### LISTED RECORDS ###
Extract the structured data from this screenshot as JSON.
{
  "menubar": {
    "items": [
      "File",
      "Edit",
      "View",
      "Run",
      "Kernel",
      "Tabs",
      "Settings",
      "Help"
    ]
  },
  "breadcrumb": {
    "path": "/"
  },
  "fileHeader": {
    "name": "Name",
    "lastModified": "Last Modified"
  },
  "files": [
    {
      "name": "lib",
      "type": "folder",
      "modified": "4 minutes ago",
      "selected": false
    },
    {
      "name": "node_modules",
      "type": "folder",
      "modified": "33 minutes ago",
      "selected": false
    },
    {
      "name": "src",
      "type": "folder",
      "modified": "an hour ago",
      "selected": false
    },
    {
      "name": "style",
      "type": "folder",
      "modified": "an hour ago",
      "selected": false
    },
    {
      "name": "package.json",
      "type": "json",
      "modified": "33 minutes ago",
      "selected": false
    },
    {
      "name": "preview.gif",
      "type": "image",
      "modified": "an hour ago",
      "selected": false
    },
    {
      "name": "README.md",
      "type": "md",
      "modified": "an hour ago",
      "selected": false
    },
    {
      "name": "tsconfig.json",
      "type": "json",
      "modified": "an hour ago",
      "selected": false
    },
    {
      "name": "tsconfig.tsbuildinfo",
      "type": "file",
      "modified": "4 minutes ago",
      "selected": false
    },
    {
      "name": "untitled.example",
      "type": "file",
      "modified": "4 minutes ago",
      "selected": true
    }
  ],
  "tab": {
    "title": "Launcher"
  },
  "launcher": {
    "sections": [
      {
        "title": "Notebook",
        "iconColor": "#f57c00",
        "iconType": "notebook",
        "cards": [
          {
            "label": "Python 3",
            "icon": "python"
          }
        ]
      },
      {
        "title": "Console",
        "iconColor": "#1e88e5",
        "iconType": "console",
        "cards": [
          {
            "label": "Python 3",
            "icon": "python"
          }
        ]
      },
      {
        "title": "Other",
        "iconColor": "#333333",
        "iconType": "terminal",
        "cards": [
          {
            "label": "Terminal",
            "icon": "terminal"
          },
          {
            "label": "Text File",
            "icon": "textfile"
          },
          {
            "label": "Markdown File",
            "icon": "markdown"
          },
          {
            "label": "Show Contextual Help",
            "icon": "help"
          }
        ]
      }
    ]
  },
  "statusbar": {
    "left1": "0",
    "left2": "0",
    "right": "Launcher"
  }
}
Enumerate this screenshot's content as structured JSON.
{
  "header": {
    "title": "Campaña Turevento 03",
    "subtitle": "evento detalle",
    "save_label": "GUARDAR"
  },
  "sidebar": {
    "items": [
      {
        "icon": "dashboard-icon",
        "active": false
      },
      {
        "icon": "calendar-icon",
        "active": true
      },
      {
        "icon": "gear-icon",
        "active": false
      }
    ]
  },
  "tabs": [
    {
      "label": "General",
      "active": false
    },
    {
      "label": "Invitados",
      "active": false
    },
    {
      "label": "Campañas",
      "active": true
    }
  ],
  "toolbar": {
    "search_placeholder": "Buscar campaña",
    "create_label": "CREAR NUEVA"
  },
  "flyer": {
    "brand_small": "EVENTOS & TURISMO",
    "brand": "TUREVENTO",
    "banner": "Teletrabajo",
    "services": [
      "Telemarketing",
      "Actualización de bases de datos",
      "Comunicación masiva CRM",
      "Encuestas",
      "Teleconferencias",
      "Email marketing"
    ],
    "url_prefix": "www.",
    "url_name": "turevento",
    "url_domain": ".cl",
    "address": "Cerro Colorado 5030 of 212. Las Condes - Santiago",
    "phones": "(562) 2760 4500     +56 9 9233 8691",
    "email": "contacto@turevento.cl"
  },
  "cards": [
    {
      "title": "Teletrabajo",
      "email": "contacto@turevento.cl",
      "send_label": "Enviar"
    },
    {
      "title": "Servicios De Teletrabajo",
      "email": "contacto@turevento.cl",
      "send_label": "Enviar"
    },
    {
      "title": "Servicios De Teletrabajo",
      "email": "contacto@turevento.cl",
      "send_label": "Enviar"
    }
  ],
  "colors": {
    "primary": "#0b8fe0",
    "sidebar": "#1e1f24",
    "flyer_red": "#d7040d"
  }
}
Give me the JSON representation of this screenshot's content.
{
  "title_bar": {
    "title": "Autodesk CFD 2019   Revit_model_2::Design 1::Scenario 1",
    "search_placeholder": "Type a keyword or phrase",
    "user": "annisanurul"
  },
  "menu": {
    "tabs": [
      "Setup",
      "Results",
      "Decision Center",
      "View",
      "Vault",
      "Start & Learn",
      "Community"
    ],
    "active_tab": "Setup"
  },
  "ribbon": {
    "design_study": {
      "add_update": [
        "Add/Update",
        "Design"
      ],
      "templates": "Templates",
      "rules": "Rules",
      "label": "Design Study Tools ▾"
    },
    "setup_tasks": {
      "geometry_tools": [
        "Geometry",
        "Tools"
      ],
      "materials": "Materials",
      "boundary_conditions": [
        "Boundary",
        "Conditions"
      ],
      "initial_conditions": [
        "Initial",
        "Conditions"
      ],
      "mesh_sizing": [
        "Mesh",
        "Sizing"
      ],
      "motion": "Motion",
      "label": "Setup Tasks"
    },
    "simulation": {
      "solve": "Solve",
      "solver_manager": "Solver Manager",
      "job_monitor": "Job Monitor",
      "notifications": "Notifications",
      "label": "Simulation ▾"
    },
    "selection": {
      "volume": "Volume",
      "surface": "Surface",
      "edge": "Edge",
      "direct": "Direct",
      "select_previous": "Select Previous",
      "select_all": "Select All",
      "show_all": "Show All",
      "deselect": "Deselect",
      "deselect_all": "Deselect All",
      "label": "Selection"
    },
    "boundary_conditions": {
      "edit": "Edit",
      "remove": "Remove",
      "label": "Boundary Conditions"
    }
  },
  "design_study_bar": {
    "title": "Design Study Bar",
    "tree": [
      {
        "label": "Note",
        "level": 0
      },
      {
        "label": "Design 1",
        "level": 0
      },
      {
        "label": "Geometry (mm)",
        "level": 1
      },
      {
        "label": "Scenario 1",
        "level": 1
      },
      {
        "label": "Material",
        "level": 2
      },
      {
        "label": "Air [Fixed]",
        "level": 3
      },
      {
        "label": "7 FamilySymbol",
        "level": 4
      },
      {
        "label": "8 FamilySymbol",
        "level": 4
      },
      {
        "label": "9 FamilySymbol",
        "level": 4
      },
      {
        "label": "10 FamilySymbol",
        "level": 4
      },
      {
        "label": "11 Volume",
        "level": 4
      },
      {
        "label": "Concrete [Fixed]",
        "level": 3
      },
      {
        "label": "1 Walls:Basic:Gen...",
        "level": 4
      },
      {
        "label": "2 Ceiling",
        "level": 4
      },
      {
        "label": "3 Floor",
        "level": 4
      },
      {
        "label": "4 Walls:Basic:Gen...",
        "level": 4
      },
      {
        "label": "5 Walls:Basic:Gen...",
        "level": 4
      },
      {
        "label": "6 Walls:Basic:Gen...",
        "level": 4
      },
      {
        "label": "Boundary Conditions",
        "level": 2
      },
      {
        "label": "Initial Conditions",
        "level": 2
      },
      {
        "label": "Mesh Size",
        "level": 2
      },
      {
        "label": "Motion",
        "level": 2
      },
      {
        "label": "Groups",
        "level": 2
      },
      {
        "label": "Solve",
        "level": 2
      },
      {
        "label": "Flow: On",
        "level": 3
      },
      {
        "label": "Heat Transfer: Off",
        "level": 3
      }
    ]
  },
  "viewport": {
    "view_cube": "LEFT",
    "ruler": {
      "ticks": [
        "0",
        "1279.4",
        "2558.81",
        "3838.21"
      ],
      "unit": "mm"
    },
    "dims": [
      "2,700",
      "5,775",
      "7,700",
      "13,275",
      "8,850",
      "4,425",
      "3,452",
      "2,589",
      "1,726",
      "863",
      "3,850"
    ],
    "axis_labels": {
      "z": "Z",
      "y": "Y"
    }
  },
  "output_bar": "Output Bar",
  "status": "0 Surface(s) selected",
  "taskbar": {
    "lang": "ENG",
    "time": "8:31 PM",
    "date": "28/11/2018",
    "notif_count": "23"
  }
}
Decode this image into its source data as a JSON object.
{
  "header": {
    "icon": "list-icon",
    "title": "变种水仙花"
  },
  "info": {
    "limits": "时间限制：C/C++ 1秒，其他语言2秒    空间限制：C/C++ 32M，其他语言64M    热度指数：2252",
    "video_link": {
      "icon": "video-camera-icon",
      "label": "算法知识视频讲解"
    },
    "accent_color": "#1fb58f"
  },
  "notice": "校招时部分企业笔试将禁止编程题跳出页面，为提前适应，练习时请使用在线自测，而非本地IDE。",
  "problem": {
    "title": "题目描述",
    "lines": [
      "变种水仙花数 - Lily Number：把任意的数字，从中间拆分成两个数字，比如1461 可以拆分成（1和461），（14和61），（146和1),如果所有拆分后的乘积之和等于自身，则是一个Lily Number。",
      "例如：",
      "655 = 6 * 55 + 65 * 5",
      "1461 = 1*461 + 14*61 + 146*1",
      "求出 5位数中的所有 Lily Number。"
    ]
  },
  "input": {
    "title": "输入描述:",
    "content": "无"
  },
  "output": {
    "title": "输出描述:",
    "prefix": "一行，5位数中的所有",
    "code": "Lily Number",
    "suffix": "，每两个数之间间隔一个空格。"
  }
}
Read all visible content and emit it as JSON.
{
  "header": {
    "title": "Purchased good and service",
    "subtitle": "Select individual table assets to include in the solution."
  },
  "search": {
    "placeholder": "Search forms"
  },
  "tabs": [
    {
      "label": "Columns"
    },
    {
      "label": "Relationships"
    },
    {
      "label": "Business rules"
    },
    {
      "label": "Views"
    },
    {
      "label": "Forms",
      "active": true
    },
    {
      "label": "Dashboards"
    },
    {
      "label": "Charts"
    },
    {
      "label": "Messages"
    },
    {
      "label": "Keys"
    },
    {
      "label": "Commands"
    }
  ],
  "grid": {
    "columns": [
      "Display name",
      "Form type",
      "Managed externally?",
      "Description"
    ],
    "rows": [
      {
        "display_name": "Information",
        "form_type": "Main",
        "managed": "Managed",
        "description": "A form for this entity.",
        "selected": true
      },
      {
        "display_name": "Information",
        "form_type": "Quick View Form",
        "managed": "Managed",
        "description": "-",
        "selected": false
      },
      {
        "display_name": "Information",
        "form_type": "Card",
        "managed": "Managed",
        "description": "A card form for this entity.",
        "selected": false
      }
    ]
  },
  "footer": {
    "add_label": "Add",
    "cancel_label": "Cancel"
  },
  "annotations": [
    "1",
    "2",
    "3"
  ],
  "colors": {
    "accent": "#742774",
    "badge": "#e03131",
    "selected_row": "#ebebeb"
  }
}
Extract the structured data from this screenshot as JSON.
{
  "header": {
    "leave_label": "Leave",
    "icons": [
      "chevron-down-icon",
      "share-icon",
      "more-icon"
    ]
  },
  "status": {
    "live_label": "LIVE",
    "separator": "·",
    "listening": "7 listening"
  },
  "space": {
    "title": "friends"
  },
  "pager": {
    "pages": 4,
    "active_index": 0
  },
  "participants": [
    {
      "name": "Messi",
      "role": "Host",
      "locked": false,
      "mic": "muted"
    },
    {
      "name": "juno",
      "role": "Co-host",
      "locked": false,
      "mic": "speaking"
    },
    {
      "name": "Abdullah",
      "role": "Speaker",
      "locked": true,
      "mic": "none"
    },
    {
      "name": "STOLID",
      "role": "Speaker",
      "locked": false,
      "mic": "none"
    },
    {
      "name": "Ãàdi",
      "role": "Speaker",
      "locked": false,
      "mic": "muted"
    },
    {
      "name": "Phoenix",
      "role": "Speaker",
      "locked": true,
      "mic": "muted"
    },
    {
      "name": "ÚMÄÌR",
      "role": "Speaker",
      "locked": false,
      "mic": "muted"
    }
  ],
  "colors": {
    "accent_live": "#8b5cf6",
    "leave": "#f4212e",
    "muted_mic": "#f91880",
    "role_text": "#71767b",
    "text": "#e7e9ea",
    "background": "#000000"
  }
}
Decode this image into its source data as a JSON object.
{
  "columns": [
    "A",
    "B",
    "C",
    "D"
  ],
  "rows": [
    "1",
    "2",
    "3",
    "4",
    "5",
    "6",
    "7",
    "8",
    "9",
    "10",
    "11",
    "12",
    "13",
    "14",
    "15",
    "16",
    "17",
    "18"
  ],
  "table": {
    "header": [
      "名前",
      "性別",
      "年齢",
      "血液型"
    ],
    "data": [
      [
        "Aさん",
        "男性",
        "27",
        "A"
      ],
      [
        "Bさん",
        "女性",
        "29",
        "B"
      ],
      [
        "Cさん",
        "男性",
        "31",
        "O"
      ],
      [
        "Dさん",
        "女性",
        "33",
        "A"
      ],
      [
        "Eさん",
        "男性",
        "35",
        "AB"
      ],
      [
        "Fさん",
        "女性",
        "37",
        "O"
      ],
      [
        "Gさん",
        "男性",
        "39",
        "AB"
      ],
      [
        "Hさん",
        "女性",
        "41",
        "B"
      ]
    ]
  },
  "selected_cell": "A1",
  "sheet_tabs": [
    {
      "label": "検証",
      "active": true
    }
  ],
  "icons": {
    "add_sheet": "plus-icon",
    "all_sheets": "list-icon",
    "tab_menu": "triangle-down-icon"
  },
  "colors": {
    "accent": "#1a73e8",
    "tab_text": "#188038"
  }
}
###
* **WHAT YOU NEED TO DO**:
Search the data for "Number" and list every line in which it occurs.

* **FINAL RESULT**:
      "变种水仙花数 - Lily Number：把任意的数字，从中间拆分成两个数字，比如1461 可以拆分成（1和461），（14和61），（146和1),如果所有拆分后的乘积之和等于自身，则是一个Lily Number。",
      "求出 5位数中的所有 Lily Number。"
    "code": "Lily Number",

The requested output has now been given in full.